# DATA LISTING:
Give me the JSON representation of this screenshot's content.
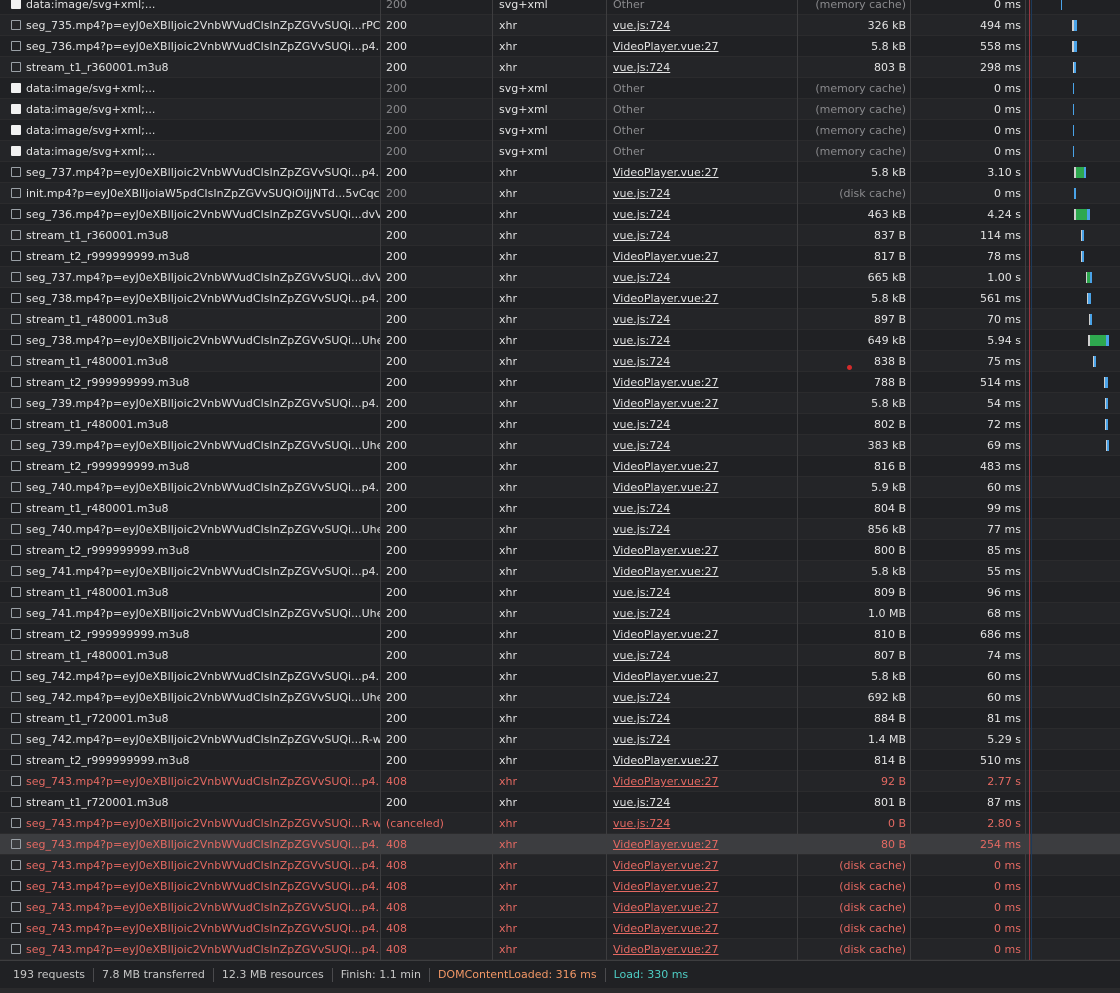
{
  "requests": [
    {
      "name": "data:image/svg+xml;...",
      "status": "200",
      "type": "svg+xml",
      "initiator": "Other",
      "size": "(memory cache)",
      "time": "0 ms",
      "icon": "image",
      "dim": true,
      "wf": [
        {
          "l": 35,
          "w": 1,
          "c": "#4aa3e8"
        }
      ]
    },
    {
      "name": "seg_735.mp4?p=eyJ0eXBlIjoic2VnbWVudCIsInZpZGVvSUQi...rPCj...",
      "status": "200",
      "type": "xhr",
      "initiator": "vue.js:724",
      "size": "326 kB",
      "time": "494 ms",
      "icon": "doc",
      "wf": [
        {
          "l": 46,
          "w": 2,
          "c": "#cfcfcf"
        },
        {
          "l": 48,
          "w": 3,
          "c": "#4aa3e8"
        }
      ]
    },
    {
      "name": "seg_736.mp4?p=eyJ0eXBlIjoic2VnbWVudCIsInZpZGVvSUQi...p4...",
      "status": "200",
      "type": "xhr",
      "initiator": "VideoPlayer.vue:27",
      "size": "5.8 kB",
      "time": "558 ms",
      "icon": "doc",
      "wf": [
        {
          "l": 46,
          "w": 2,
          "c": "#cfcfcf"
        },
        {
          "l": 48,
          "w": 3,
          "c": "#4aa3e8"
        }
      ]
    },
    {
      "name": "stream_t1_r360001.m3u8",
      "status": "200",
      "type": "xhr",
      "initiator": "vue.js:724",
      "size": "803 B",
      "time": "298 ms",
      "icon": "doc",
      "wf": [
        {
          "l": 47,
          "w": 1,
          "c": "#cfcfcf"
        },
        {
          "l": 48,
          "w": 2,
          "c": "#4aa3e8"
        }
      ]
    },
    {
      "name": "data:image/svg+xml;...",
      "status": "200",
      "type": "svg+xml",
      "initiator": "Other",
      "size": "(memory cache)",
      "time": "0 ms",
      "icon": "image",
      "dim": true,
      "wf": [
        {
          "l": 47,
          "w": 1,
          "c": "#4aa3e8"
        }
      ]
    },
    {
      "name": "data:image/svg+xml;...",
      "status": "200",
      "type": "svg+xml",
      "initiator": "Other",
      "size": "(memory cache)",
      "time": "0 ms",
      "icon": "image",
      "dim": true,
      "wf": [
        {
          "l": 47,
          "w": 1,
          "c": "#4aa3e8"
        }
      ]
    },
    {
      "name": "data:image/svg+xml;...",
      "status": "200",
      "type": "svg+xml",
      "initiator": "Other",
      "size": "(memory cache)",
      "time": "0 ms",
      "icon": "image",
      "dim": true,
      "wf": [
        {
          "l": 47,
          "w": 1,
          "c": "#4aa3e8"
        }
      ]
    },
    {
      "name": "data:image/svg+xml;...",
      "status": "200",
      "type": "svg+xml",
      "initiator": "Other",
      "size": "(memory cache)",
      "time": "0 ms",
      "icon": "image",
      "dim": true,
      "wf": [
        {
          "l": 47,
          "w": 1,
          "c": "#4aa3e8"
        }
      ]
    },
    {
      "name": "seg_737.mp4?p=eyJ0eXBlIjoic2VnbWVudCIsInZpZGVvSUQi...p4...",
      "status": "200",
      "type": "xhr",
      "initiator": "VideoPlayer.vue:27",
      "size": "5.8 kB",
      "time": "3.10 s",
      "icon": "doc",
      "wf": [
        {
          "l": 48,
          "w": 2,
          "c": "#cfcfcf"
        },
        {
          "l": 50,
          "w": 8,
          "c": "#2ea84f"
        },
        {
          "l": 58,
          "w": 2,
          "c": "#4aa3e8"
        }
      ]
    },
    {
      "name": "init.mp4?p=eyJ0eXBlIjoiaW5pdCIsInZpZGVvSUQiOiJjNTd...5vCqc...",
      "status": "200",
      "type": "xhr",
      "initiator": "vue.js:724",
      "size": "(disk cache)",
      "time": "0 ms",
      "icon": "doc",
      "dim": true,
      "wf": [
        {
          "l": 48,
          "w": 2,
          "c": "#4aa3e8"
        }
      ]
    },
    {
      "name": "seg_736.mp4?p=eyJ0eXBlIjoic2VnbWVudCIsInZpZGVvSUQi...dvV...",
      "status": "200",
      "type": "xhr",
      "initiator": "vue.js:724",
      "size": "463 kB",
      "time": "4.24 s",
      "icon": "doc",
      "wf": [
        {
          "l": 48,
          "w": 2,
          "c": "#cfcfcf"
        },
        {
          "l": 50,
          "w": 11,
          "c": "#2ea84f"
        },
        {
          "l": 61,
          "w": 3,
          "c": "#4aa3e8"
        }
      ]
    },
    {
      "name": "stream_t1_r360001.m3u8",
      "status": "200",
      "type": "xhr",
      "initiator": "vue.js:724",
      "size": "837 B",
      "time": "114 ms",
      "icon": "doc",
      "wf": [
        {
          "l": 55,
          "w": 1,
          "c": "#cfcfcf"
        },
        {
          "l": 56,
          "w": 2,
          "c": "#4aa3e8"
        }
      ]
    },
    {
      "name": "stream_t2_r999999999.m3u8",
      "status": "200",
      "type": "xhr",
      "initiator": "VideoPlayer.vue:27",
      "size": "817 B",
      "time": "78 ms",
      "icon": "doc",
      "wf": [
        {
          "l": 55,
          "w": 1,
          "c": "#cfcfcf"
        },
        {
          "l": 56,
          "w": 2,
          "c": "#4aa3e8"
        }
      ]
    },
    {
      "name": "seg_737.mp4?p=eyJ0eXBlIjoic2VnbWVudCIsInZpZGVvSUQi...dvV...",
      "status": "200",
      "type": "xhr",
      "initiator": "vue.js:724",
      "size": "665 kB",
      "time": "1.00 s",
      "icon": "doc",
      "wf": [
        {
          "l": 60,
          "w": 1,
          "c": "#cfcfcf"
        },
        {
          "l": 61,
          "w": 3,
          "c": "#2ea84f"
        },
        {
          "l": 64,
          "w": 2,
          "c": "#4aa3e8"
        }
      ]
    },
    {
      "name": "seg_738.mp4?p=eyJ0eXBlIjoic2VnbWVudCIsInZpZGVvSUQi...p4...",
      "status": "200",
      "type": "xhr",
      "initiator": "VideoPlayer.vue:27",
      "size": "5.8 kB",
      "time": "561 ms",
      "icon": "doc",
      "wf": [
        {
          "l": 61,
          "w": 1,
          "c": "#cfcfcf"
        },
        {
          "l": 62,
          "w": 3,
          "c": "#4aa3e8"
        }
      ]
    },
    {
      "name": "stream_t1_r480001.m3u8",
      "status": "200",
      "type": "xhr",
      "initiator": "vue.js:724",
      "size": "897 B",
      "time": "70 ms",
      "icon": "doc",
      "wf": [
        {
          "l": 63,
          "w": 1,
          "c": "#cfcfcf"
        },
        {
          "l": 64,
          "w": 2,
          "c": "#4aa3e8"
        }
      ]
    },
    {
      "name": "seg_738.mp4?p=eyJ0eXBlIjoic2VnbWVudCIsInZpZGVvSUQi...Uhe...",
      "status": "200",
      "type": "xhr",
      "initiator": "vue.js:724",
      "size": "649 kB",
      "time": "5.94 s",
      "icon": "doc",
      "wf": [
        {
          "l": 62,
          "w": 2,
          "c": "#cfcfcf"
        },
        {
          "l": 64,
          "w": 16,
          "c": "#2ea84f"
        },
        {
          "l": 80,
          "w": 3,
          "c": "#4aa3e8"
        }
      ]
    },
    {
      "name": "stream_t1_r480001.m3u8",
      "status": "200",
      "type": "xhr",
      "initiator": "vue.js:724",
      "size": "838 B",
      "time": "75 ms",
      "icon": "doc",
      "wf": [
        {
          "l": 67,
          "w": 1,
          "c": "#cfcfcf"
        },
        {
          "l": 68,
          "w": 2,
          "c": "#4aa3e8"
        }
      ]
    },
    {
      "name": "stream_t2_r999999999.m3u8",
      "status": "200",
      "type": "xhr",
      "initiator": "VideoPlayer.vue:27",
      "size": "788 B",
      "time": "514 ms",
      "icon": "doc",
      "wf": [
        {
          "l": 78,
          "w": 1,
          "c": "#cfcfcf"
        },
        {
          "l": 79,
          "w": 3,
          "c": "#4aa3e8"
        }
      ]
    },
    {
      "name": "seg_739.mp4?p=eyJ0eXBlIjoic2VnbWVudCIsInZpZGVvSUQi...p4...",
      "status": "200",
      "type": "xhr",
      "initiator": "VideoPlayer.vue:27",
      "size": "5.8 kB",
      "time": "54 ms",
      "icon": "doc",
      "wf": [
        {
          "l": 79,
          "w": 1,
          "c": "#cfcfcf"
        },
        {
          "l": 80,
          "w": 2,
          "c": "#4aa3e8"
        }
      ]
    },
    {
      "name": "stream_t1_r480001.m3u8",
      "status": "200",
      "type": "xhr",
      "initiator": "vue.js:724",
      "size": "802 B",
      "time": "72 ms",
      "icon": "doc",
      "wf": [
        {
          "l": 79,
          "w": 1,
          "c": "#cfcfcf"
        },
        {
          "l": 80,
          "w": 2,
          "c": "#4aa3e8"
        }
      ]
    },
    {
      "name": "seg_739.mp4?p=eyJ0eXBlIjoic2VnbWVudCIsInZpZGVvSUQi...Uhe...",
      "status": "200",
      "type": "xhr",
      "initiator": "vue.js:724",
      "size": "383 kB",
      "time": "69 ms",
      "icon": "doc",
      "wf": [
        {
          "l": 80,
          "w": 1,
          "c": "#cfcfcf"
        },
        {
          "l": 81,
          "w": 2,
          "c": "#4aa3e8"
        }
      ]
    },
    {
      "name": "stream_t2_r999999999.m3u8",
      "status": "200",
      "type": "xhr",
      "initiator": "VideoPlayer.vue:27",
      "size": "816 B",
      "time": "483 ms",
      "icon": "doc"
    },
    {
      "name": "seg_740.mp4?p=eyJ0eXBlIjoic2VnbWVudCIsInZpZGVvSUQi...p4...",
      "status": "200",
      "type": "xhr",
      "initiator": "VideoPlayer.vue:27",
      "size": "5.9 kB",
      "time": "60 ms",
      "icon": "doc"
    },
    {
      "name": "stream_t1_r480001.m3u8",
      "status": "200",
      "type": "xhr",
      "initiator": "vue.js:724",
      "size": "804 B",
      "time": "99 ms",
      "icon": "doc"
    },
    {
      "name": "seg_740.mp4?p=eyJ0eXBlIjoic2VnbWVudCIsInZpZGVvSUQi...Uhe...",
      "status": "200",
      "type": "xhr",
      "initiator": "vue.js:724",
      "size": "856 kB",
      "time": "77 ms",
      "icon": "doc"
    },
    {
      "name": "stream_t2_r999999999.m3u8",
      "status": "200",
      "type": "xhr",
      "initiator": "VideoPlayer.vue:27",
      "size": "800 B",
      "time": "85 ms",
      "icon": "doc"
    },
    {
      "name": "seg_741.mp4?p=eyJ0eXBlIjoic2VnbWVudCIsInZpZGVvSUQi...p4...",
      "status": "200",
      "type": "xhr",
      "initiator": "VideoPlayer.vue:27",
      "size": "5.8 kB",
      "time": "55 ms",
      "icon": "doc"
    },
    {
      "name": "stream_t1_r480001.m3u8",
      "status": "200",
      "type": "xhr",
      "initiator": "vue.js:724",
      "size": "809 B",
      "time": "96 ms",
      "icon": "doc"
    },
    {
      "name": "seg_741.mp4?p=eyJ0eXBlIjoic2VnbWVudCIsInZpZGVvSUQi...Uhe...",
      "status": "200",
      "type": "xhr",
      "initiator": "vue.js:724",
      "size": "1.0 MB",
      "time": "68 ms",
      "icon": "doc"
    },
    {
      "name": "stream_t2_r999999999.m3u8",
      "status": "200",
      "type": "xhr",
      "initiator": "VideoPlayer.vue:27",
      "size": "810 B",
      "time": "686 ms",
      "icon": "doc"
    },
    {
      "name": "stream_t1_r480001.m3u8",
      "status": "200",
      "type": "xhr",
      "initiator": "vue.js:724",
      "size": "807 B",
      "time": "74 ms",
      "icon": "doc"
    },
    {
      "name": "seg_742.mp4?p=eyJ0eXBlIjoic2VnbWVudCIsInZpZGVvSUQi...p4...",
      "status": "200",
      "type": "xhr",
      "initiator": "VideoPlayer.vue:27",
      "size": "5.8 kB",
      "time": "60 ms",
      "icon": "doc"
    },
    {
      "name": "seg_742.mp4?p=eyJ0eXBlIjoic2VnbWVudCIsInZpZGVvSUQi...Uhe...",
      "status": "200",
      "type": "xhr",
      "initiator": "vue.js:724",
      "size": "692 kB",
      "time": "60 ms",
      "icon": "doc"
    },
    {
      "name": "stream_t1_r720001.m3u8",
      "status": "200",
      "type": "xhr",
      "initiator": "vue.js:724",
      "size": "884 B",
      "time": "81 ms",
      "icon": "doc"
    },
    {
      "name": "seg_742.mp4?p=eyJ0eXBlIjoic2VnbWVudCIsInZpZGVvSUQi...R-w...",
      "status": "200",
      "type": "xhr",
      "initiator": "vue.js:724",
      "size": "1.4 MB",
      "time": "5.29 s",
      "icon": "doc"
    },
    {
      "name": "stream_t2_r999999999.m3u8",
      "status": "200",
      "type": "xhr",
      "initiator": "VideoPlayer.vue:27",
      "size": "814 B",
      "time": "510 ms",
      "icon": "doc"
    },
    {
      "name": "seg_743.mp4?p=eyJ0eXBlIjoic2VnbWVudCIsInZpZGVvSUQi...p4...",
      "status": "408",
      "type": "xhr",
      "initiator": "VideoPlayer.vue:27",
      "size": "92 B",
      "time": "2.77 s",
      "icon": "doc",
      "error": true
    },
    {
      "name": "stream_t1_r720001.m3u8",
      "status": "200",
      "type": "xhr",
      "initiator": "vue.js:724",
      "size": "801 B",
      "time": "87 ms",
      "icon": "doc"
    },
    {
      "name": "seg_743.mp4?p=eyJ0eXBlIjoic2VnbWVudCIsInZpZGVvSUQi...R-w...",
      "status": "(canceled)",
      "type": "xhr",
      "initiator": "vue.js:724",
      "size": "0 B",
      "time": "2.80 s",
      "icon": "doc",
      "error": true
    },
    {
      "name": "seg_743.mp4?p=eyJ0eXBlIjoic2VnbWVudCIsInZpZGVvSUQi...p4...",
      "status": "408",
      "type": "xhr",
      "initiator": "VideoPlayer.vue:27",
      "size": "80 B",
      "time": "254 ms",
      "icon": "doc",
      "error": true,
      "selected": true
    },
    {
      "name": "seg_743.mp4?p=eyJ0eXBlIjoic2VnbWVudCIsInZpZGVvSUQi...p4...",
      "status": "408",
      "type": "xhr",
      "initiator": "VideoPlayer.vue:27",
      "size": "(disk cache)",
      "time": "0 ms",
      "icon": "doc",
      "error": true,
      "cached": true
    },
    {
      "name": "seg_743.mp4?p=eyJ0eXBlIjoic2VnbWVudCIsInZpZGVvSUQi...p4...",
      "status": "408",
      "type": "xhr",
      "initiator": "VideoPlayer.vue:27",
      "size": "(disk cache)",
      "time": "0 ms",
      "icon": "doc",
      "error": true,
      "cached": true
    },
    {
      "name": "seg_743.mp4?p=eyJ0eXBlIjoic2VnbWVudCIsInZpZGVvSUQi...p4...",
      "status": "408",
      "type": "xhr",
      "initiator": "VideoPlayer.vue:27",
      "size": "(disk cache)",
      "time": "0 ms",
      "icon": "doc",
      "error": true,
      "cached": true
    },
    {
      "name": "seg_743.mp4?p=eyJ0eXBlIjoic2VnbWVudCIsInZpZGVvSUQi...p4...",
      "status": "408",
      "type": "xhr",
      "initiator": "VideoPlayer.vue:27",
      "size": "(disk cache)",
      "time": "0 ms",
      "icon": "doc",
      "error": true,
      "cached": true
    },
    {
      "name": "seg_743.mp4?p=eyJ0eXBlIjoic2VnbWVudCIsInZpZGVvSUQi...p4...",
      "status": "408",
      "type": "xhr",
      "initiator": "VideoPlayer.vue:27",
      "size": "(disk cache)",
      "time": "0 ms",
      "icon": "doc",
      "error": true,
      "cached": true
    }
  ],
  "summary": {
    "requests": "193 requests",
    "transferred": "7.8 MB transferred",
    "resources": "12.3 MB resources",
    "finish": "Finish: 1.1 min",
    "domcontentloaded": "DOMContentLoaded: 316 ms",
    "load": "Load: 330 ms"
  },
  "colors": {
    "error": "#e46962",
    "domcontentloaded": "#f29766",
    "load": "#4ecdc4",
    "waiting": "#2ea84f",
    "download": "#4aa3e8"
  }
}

...

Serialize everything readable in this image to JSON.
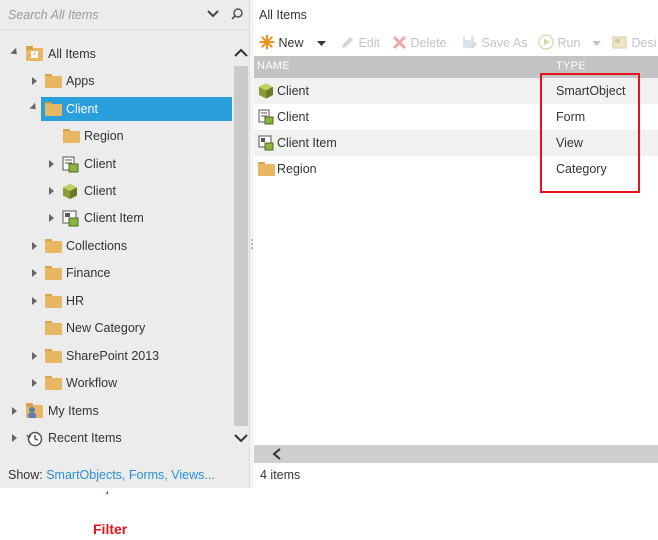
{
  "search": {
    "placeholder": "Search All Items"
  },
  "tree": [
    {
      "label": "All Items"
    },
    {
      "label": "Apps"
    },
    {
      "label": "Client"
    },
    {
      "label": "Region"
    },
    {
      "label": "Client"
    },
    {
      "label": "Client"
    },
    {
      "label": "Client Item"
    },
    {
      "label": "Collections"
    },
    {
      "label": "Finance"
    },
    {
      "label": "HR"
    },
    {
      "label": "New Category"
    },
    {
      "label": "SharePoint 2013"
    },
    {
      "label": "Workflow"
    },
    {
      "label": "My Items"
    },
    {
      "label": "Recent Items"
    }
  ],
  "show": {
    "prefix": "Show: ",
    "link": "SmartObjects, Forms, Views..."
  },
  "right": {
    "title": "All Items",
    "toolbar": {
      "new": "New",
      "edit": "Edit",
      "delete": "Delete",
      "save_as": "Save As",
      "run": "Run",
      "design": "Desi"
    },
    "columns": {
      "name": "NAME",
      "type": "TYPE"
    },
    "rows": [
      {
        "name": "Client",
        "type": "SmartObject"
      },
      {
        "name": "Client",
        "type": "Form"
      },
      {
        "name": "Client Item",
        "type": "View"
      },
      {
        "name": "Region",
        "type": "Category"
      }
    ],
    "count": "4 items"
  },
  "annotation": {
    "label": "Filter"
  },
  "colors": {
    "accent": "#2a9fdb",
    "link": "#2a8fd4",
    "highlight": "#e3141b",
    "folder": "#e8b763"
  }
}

# PROBLEM DETAILS:
All lines above containing the string "this" are to be collected.

# FINAL RESULT:
Give me the JSON representation of this screenshot's content.
Serialize everything readable in this image to JSON.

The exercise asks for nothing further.